◆ **INFORMATION PROVIDED**
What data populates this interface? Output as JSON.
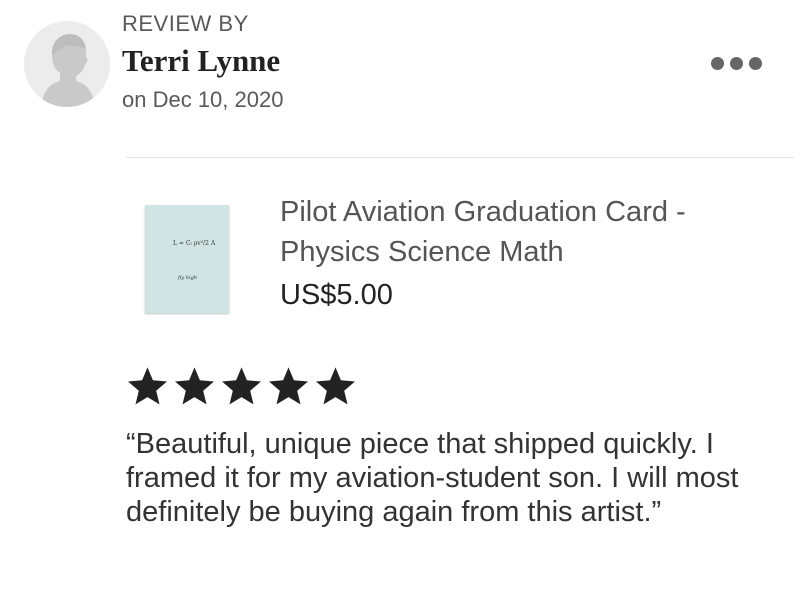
{
  "review": {
    "header_label": "REVIEW BY",
    "reviewer_name": "Terri Lynne",
    "date": "on Dec 10, 2020",
    "rating": 5,
    "max_rating": 5,
    "text": "“Beautiful, unique piece that shipped quickly. I framed it for my aviation-student son. I will most definitely be buying again from this artist.”"
  },
  "menu": {
    "icon": "more-options-icon"
  },
  "avatar": {
    "icon": "default-user-avatar-icon",
    "background": "#ececec"
  },
  "product": {
    "title": "Pilot Aviation Graduation Card - Physics Science Math",
    "price": "US$5.00",
    "image": {
      "background": "#cfe4e3",
      "formula": "L = Cₗ ρv²/2 A",
      "caption": "fly high"
    }
  },
  "colors": {
    "star": "#222222",
    "muted_text": "#595959",
    "divider": "#e1e1e1"
  }
}
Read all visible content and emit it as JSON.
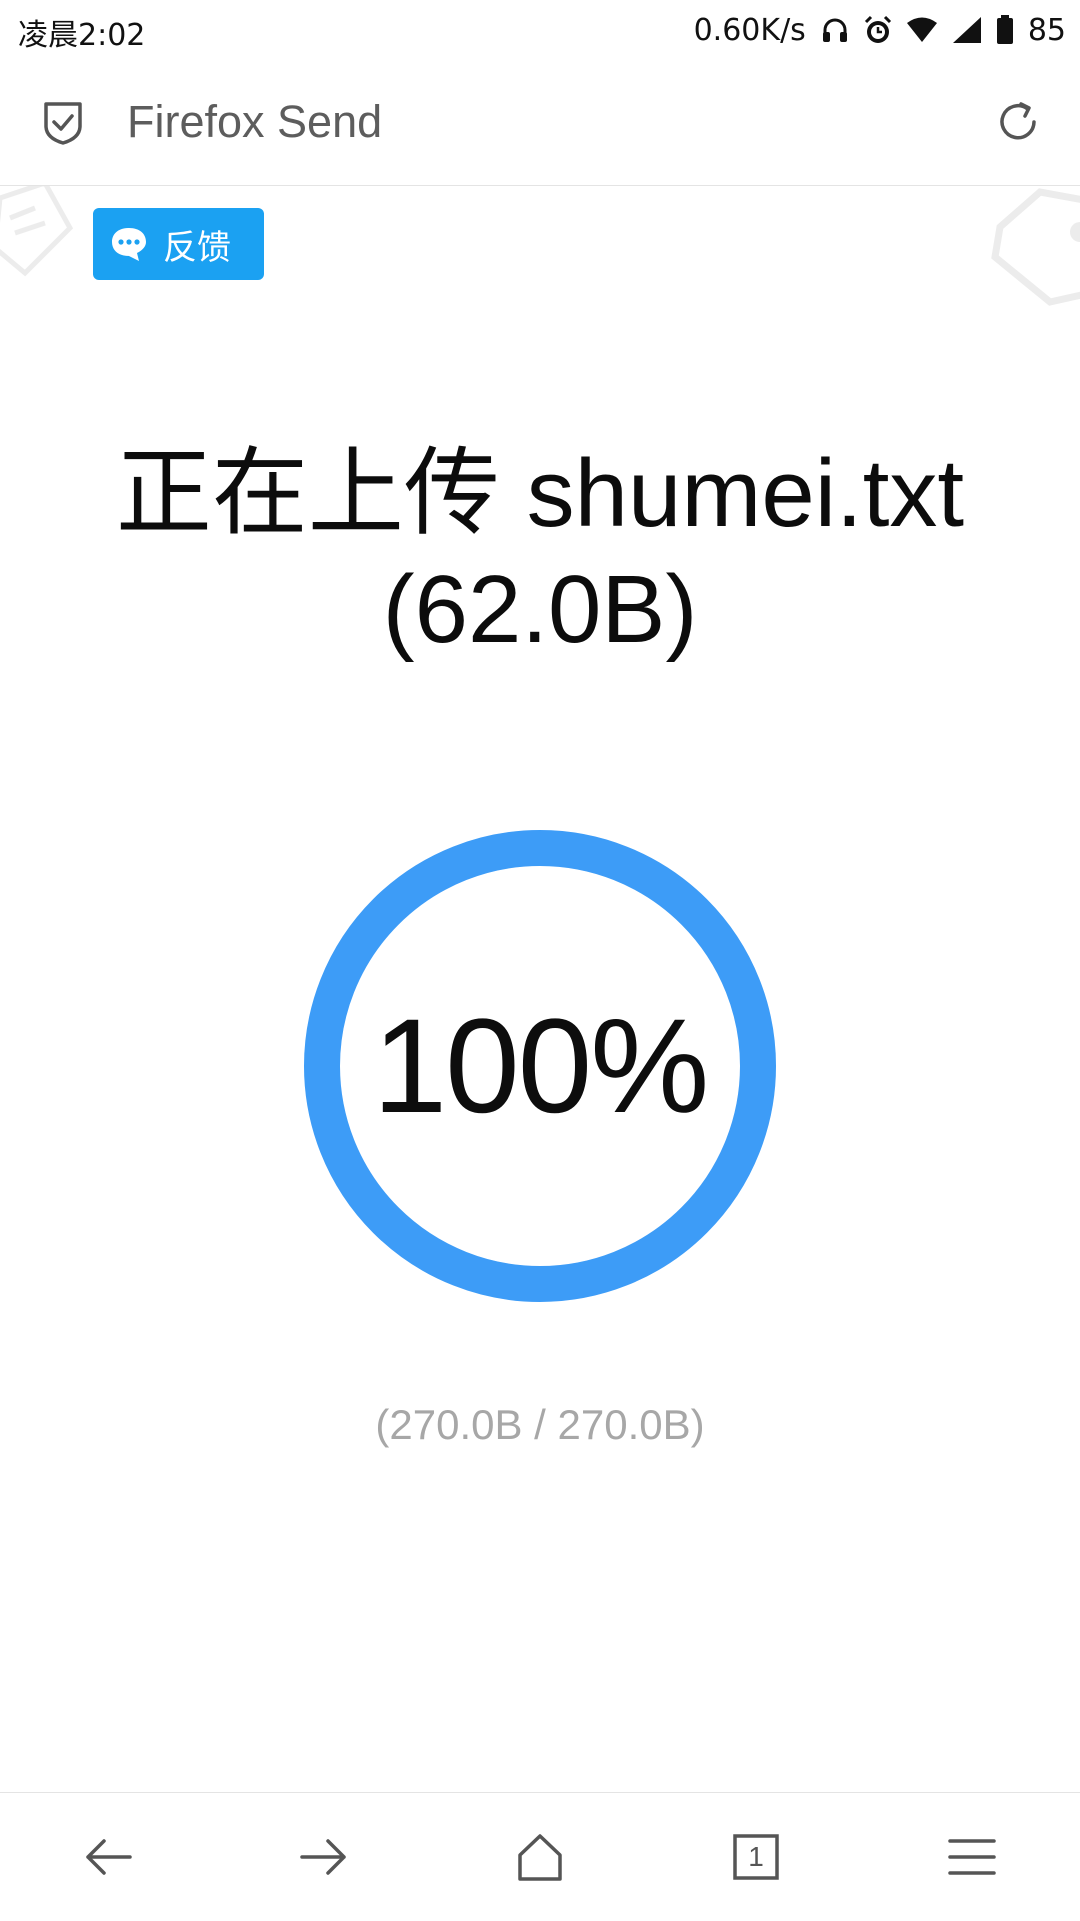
{
  "status_bar": {
    "time": "凌晨2:02",
    "net_speed": "0.60K/s",
    "battery": "85",
    "icons": [
      "headphones-icon",
      "alarm-icon",
      "wifi-icon",
      "signal-icon",
      "battery-icon"
    ]
  },
  "toolbar": {
    "title": "Firefox Send",
    "icons": [
      "shield-icon",
      "reload-icon"
    ]
  },
  "feedback": {
    "label": "反馈",
    "icon": "chat-icon",
    "color": "#1ba1f2"
  },
  "upload": {
    "title_line1": "正在上传 shumei.txt",
    "title_line2": "(62.0B)",
    "percent_label": "100%",
    "progress_fraction": 1.0,
    "bytes_label": "(270.0B / 270.0B)",
    "ring_color": "#3d9cf7"
  },
  "bottom_nav": {
    "tab_count": "1",
    "icons": [
      "back-arrow-icon",
      "forward-arrow-icon",
      "home-icon",
      "tabs-icon",
      "menu-icon"
    ]
  }
}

◆ **TASK DESCRIPTION**
All of the lines above should be printed exactly, minus the pictures.

◆ **TASK ANSWER**
What data populates this interface? Output as JSON.
{
  "review": {
    "header_label": "REVIEW BY",
    "reviewer_name": "Terri Lynne",
    "date": "on Dec 10, 2020",
    "rating": 5,
    "max_rating": 5,
    "text": "“Beautiful, unique piece that shipped quickly. I framed it for my aviation-student son. I will most definitely be buying again from this artist.”"
  },
  "menu": {
    "icon": "more-options-icon"
  },
  "avatar": {
    "icon": "default-user-avatar-icon",
    "background": "#ececec"
  },
  "product": {
    "title": "Pilot Aviation Graduation Card - Physics Science Math",
    "price": "US$5.00",
    "image": {
      "background": "#cfe4e3",
      "formula": "L = Cₗ ρv²/2 A",
      "caption": "fly high"
    }
  },
  "colors": {
    "star": "#222222",
    "muted_text": "#595959",
    "divider": "#e1e1e1"
  }
}
Read all visible content and emit it as JSON.
{
  "status_bar": {
    "time": "凌晨2:02",
    "net_speed": "0.60K/s",
    "battery": "85",
    "icons": [
      "headphones-icon",
      "alarm-icon",
      "wifi-icon",
      "signal-icon",
      "battery-icon"
    ]
  },
  "toolbar": {
    "title": "Firefox Send",
    "icons": [
      "shield-icon",
      "reload-icon"
    ]
  },
  "feedback": {
    "label": "反馈",
    "icon": "chat-icon",
    "color": "#1ba1f2"
  },
  "upload": {
    "title_line1": "正在上传 shumei.txt",
    "title_line2": "(62.0B)",
    "percent_label": "100%",
    "progress_fraction": 1.0,
    "bytes_label": "(270.0B / 270.0B)",
    "ring_color": "#3d9cf7"
  },
  "bottom_nav": {
    "tab_count": "1",
    "icons": [
      "back-arrow-icon",
      "forward-arrow-icon",
      "home-icon",
      "tabs-icon",
      "menu-icon"
    ]
  }
}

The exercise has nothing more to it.